_The request_
Copy out all of the material exactly.

_Dataset extract_
----------------------------------------
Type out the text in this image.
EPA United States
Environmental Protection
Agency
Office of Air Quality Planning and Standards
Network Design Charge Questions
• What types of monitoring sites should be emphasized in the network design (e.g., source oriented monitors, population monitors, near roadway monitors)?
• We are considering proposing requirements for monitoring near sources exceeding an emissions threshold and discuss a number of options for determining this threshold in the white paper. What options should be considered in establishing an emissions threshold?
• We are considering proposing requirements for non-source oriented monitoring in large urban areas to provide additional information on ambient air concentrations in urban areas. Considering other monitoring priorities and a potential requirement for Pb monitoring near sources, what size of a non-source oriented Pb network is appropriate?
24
----------------------------------------
_Task answer_
Type out the text in this image.
EPA United States
Environmental Protection
Agency
Office of Air Quality Planning and Standards
Network Design Charge Questions
• What types of monitoring sites should be emphasized in the network design (e.g., source oriented monitors, population monitors, near roadway monitors)?
• We are considering proposing requirements for monitoring near sources exceeding an emissions threshold and discuss a number of options for determining this threshold in the white paper. What options should be considered in establishing an emissions threshold?
• We are considering proposing requirements for non-source oriented monitoring in large urban areas to provide additional information on ambient air concentrations in urban areas. Considering other monitoring priorities and a potential requirement for Pb monitoring near sources, what size of a non-source oriented Pb network is appropriate?
24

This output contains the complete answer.